[Dataset listings of figures]

---

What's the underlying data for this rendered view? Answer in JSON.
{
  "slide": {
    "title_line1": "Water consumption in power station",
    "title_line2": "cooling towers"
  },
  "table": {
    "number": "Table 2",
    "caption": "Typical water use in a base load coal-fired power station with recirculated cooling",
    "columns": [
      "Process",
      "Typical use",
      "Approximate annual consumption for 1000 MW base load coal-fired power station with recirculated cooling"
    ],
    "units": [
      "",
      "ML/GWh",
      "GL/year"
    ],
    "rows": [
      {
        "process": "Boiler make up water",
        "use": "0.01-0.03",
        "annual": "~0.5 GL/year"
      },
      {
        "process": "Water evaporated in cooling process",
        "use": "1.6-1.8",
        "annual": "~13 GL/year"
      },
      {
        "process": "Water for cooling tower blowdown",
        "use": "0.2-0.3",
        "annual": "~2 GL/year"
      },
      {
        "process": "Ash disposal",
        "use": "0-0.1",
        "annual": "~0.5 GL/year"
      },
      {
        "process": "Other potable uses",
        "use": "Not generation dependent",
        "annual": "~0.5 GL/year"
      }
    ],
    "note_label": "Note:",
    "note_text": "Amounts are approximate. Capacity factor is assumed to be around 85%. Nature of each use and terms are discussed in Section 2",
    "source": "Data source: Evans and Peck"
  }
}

---

* Task goal
Copy out every line from the data above that has "coal" in it.

* Final result
    "caption": "Typical water use in a base load coal-fired power station with recirculated cooling",
      "Approximate annual consumption for 1000 MW base load coal-fired power station with recirculated cooling"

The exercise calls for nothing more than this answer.